• _DIRECTION_: Each line that contains the string "Master" counts once; report how many such lines appear in the data, as a number only.

(Part of a data file)
======

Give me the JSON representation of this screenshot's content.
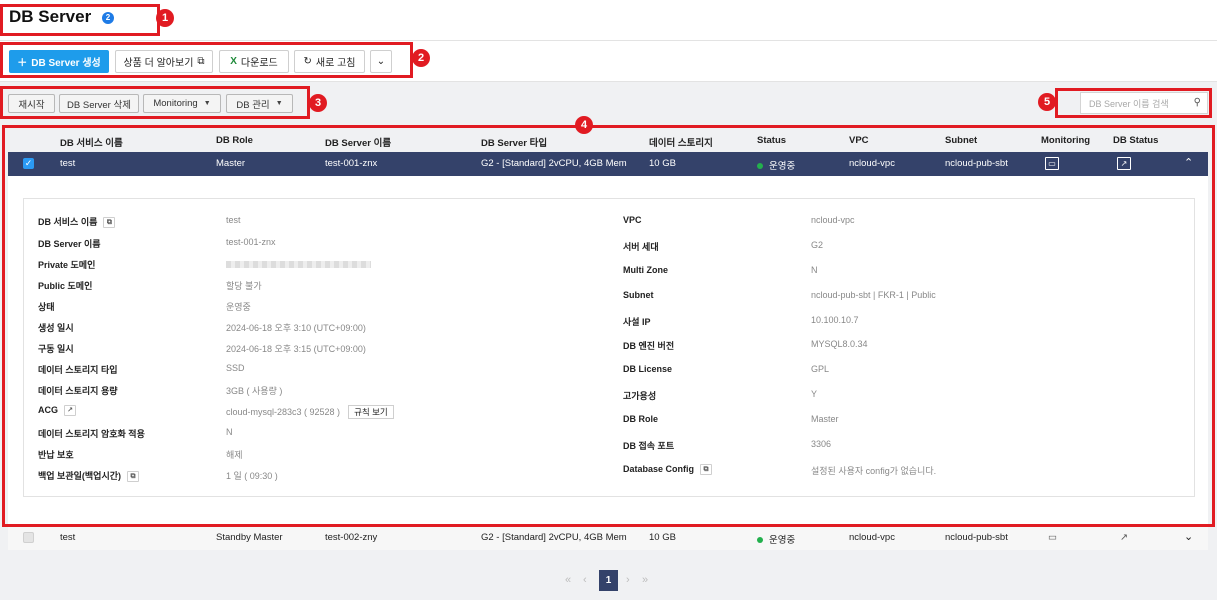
{
  "header": {
    "title": "DB Server",
    "help_badge": "2"
  },
  "toolbar": {
    "create_label": "DB Server 생성",
    "learn_more_label": "상품 더 알아보기",
    "download_label": "다운로드",
    "refresh_label": "새로 고침"
  },
  "actions": {
    "restart_label": "재시작",
    "delete_label": "DB Server 삭제",
    "monitoring_label": "Monitoring",
    "db_manage_label": "DB 관리"
  },
  "search": {
    "placeholder": "DB Server 이름 검색"
  },
  "table": {
    "columns": [
      "DB 서비스 이름",
      "DB Role",
      "DB Server 이름",
      "DB Server 타입",
      "데이터 스토리지",
      "Status",
      "VPC",
      "Subnet",
      "Monitoring",
      "DB Status"
    ],
    "rows": [
      {
        "service": "test",
        "role": "Master",
        "server": "test-001-znx",
        "type": "G2 - [Standard] 2vCPU, 4GB Mem",
        "storage": "10 GB",
        "status": "운영중",
        "vpc": "ncloud-vpc",
        "subnet": "ncloud-pub-sbt",
        "checked": true
      },
      {
        "service": "test",
        "role": "Standby Master",
        "server": "test-002-zny",
        "type": "G2 - [Standard] 2vCPU, 4GB Mem",
        "storage": "10 GB",
        "status": "운영중",
        "vpc": "ncloud-vpc",
        "subnet": "ncloud-pub-sbt",
        "checked": false
      }
    ]
  },
  "detail": {
    "left": [
      {
        "label": "DB 서비스 이름",
        "value": "test"
      },
      {
        "label": "DB Server 이름",
        "value": "test-001-znx"
      },
      {
        "label": "Private 도메인",
        "value": ""
      },
      {
        "label": "Public 도메인",
        "value": "할당 불가"
      },
      {
        "label": "상태",
        "value": "운영중"
      },
      {
        "label": "생성 일시",
        "value": "2024-06-18 오후 3:10 (UTC+09:00)"
      },
      {
        "label": "구동 일시",
        "value": "2024-06-18 오후 3:15 (UTC+09:00)"
      },
      {
        "label": "데이터 스토리지 타입",
        "value": "SSD"
      },
      {
        "label": "데이터 스토리지 용량",
        "value": "3GB ( 사용량 )"
      },
      {
        "label": "ACG",
        "value": "cloud-mysql-283c3 ( 92528 )"
      },
      {
        "label": "데이터 스토리지 암호화 적용",
        "value": "N"
      },
      {
        "label": "반납 보호",
        "value": "해제"
      },
      {
        "label": "백업 보관일(백업시간)",
        "value": "1 일 ( 09:30 )"
      }
    ],
    "right": [
      {
        "label": "VPC",
        "value": "ncloud-vpc"
      },
      {
        "label": "서버 세대",
        "value": "G2"
      },
      {
        "label": "Multi Zone",
        "value": "N"
      },
      {
        "label": "Subnet",
        "value": "ncloud-pub-sbt | FKR-1 | Public"
      },
      {
        "label": "사설 IP",
        "value": "10.100.10.7"
      },
      {
        "label": "DB 엔진 버전",
        "value": "MYSQL8.0.34"
      },
      {
        "label": "DB License",
        "value": "GPL"
      },
      {
        "label": "고가용성",
        "value": "Y"
      },
      {
        "label": "DB Role",
        "value": "Master"
      },
      {
        "label": "DB 접속 포트",
        "value": "3306"
      },
      {
        "label": "Database Config",
        "value": "설정된 사용자 config가 없습니다."
      }
    ],
    "acg_rule_button": "규칙 보기"
  },
  "pagination": {
    "current": "1"
  },
  "annotations": [
    "1",
    "2",
    "3",
    "4",
    "5"
  ],
  "colors": {
    "primary": "#1e9ceb",
    "selected_row": "#34426a",
    "annotation": "#e11b22",
    "status_ok": "#23b04d"
  }
}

======

• _REPLY TO THE EXERCISE_: 3